#### ESTRATTO

1-La composizione anagrafica degli assistiti: se un MMG dimostra di avere in carico un numero di over65, grandi anziani, invalidi civili e con accompagnamento superiori alla media dell'ASL è già sulla buona strada, poichè i consumi sono correlati con queste variabili di per sè, cioè indipendentemente da altri parametri per via della progressione delle malattie croniche correlata all'aumento dell'età media della popolazione assistita.

########
#### ELENCO DEI DATI

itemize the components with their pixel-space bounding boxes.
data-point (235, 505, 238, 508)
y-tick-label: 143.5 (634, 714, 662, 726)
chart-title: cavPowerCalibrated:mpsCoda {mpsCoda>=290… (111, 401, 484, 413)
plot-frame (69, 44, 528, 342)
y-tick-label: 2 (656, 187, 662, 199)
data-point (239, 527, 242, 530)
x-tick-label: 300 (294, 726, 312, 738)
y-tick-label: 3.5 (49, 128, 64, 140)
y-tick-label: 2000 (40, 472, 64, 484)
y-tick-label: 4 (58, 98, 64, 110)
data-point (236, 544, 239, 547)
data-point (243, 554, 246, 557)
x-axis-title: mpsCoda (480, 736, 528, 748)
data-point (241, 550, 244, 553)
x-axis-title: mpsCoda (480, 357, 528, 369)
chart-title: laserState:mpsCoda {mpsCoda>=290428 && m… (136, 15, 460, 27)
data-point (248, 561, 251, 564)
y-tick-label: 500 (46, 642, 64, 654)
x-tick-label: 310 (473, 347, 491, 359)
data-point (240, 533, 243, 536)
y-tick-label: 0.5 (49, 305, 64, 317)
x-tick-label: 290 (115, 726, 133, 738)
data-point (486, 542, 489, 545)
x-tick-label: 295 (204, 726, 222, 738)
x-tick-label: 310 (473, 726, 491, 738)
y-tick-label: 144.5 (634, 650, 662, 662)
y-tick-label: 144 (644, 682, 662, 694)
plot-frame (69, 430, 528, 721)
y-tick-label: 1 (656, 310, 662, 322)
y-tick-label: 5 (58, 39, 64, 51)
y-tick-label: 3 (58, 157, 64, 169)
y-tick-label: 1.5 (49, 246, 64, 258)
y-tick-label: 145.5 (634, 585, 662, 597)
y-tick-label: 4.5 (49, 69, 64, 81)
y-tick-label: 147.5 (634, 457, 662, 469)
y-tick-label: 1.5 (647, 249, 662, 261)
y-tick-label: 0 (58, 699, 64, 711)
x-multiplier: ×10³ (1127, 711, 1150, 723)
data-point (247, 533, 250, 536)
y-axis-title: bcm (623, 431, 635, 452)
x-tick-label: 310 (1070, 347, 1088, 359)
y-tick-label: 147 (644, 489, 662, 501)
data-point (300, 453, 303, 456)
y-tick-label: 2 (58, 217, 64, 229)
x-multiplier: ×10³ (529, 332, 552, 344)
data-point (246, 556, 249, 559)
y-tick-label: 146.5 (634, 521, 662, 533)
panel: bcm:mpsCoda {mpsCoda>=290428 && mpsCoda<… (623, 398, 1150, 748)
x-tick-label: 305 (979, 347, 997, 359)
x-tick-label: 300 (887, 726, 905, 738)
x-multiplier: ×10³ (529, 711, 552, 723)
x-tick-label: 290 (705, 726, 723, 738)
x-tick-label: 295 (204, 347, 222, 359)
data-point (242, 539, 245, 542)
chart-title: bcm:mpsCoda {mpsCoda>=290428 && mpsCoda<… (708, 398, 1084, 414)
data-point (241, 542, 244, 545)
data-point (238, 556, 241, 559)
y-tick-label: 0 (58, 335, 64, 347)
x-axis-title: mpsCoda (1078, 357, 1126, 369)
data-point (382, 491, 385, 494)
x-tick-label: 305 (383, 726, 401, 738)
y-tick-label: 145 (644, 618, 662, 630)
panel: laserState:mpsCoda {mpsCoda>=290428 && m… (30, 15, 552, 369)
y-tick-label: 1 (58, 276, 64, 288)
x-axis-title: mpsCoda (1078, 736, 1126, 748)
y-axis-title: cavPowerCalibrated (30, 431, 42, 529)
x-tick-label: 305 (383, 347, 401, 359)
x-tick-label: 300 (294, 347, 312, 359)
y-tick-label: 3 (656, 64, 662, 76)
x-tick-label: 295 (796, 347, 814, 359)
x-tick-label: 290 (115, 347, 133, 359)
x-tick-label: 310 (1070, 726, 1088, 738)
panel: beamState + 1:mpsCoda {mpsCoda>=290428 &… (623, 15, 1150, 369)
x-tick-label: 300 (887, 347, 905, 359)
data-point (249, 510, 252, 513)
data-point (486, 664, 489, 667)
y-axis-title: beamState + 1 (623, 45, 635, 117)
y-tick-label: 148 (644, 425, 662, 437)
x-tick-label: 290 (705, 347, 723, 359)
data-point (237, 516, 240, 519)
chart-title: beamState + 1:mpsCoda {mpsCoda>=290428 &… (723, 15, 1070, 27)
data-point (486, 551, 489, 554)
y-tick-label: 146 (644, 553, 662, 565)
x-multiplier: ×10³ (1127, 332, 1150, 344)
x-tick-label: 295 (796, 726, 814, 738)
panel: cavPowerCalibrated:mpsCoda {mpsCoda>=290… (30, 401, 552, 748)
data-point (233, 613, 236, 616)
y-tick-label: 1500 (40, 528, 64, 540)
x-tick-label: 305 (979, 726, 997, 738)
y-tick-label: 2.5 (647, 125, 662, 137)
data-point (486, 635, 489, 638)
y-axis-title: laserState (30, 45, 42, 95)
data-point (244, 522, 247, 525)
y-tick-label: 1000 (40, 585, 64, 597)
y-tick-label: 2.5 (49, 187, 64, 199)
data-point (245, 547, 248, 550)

########

§ **VERIFICA LA COMPRENSIONE**
• a. Rispondi a queste domande sul brano relativo alla composizione anagrafica degli assistiti:
(i) Con quale media si confronta il numero di assistiti over65, grandi anziani, invalidi civili e con accompagnamento di un MMG?
(ii) Con che cosa sono correlati i consumi?
(iii) A che cosa è correlata la progressione delle malattie croniche?
• b. Trascrivi senza modifiche il brano sulla composizione anagrafica degli assistiti da "1-La composizione anagrafica" a "della popolazione assistita.".
• c. Scrivi il seguito del brano sulla composizione anagrafica degli assistiti.
I record non sono necessari.

§ **RISPOSTE IN ORDINE**
• a.
(i) Con la media dell'ASL.
(ii) Con queste variabili di per sé, cioè indipendentemente da altri parametri.
(iii) All'aumento dell'età media della popolazione assistita.

• b.
1-La composizione anagrafica degli assistiti: se un MMG dimostra di avere in carico un numero di over65, grandi anziani, invalidi civili e con accompagnamento superiori alla media dell'ASL è già sulla buona strada, poichè i consumi sono correlati con queste variabili di per sè, cioè indipendentemente da altri parametri per via della progressione delle malattie croniche correlata all'aumento dell'età media della popolazione assistita.

• c.
2-La prevalenza delle patologie croniche: se un MMG ha ad esempio una prevalenza del 10% di diabetici - vale a dire un 30% circa in più rispetto alla prevalenza media dell'ASL - già questo semplice dato, peraltro correlato al precedente, giustifica uno sfondamento proporzionale delle prescrizioni di farmaci rispetto alla media ASL. Idem per quanto riguarda le più frequenti complicanze CV come by-pass, PTCA, insufficienza renale ed alcune patologie a bassa prevalenza (dializzati, emofilici, assistiti con malattie rare, immunodeficit, disabili, trapiantati, malati terminati, polipatologie invalidanti, epatiti croniche etc..). Va da sè che le medie individuali di spesa si distribuiscono statisticamente in modo gaussiano in relazione al case mix epidemiologico individuale e ai comportamenti prescrittivi.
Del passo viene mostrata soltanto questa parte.